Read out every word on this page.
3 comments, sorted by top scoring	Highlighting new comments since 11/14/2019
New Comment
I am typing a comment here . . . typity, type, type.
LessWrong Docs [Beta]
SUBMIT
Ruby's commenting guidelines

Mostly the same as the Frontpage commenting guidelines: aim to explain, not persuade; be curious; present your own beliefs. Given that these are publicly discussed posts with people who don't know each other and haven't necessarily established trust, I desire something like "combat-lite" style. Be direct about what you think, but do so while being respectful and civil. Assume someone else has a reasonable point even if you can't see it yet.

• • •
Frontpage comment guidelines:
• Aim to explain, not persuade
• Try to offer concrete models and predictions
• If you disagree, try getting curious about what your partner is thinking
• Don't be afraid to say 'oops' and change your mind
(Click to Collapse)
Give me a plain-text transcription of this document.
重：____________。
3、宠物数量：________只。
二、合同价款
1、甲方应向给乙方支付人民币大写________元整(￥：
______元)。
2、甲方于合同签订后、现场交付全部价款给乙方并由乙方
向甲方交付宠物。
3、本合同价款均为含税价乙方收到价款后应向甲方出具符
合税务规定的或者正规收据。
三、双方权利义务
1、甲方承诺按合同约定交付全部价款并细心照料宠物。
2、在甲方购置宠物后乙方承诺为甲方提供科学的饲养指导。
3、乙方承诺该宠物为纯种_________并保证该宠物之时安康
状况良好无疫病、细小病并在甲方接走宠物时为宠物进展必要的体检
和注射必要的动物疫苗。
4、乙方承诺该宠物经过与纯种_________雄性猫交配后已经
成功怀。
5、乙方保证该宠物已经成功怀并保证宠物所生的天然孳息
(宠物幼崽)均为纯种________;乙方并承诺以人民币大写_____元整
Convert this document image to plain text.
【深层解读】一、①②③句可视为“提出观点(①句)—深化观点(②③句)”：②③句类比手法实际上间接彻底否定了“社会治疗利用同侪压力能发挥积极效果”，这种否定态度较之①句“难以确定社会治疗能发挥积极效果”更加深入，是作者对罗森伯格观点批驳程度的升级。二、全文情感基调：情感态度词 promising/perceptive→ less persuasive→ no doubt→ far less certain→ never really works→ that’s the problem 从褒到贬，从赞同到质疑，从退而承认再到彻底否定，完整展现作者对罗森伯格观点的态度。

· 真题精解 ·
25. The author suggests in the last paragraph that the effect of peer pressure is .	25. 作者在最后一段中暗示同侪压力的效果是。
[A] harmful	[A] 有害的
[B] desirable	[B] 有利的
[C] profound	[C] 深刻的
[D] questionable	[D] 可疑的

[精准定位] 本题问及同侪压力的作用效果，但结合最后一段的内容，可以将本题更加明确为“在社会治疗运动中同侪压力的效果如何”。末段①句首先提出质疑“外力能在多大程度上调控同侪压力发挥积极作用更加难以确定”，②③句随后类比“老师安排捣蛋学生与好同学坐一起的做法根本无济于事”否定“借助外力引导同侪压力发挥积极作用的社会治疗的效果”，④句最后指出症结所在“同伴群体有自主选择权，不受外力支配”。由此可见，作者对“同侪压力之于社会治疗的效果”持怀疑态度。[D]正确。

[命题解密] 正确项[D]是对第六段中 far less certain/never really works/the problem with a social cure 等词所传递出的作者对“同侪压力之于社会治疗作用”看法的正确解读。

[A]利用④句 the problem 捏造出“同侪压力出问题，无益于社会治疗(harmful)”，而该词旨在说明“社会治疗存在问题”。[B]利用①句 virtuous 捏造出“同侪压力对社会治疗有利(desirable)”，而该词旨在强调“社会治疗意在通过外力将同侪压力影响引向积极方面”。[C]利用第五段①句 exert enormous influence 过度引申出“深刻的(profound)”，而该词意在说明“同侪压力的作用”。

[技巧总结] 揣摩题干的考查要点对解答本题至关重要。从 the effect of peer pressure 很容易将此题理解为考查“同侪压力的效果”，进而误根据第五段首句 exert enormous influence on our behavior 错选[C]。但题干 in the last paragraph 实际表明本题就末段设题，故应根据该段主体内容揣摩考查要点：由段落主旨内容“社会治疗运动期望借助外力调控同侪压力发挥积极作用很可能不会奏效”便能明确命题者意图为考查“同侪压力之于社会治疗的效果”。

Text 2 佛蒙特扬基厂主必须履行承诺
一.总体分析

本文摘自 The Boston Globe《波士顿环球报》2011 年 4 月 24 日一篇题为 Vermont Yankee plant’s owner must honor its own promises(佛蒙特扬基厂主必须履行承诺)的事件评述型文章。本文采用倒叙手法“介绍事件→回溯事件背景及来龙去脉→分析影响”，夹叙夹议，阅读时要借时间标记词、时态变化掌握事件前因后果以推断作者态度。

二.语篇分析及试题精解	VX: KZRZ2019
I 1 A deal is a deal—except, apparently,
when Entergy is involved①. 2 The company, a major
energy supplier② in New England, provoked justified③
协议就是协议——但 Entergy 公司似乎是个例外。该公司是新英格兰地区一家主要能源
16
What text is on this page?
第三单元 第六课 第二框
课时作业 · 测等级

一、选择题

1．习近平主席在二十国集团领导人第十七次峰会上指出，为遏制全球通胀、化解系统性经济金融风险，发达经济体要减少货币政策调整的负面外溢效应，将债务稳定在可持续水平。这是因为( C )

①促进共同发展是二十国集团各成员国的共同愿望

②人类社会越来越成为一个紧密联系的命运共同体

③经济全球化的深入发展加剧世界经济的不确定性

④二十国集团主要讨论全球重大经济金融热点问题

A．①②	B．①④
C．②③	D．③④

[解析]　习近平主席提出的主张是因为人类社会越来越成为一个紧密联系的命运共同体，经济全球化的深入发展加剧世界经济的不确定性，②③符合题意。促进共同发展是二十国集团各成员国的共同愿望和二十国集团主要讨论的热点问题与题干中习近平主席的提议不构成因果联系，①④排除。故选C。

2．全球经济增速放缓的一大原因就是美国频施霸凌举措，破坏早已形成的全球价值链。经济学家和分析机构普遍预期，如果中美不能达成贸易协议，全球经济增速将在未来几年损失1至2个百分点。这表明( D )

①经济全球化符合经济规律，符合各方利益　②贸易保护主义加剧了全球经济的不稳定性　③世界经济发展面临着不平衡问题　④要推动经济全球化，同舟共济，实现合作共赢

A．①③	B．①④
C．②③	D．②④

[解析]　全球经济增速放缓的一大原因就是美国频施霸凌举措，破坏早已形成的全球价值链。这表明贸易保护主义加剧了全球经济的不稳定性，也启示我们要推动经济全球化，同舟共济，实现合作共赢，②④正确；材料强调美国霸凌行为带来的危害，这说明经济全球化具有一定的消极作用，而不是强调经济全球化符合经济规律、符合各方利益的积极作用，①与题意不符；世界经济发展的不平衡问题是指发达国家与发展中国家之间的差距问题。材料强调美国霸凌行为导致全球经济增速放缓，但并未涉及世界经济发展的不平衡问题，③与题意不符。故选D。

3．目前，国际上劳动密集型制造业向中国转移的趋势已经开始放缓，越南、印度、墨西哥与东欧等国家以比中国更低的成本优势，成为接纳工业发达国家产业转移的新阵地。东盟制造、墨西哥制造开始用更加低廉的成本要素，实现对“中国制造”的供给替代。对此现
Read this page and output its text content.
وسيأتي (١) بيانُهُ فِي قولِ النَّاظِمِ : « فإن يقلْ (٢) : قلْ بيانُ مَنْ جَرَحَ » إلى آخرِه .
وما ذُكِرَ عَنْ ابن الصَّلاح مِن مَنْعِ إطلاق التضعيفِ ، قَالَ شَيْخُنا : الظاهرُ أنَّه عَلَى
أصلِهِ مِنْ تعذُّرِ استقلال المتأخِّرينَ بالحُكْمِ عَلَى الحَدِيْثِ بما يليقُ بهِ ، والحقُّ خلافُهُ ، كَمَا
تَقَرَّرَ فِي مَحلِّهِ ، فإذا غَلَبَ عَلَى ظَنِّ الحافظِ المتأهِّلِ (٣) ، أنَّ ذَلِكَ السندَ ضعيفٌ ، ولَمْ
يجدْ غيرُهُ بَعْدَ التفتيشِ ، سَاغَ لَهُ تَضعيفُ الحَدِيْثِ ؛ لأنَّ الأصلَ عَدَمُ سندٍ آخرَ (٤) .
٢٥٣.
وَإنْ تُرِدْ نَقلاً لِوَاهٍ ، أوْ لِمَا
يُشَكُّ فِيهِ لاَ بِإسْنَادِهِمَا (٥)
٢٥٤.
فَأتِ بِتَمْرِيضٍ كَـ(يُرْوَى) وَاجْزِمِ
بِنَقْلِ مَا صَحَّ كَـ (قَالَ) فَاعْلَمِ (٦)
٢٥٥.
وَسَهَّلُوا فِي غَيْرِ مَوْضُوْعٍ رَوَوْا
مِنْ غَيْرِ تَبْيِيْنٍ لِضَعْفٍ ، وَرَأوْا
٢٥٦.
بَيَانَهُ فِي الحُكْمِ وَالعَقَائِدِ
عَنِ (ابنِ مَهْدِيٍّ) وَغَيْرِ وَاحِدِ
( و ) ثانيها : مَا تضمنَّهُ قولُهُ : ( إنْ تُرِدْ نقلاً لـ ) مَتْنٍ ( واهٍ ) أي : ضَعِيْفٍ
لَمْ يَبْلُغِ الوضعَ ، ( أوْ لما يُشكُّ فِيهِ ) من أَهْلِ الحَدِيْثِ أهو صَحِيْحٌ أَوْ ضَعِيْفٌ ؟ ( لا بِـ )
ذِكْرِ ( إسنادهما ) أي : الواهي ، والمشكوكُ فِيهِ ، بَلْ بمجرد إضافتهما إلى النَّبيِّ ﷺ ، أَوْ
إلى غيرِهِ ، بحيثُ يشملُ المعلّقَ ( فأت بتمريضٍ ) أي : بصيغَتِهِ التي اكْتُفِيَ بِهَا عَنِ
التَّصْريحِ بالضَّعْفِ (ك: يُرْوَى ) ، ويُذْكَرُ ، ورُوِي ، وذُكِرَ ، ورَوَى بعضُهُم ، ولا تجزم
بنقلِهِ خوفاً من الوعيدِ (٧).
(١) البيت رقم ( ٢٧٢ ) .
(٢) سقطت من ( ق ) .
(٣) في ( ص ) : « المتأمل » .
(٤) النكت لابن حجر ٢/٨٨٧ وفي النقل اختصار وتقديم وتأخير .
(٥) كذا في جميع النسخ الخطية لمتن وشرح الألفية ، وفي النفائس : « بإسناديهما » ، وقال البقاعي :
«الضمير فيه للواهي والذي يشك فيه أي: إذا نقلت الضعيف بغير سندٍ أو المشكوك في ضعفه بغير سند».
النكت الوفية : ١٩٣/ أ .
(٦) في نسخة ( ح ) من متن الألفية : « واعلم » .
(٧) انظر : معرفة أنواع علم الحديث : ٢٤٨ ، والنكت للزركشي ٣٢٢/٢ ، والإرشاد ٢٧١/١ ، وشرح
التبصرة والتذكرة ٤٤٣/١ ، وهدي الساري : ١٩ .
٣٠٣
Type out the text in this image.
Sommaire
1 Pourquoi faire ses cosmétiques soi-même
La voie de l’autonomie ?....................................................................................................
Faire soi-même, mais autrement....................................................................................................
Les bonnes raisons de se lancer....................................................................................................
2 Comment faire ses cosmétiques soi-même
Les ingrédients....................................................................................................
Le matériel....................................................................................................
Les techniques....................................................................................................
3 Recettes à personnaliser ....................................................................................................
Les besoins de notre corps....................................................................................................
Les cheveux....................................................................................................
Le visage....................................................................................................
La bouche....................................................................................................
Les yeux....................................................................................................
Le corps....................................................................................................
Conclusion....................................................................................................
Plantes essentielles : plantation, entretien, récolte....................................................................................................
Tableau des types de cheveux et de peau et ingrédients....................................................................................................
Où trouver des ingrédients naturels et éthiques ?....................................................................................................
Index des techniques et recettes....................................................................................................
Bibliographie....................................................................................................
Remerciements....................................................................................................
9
•••••
## SET TASK
Reproduce every line of the listing above in which the string "وشرح" appears.

## FULL SOLUTION
(٥) كذا في جميع النسخ الخطية لمتن وشرح الألفية ، وفي النفائس : « بإسناديهما » ، وقال البقاعي :
(٧) انظر : معرفة أنواع علم الحديث : ٢٤٨ ، والنكت للزركشي ٣٢٢/٢ ، والإرشاد ٢٧١/١ ، وشرح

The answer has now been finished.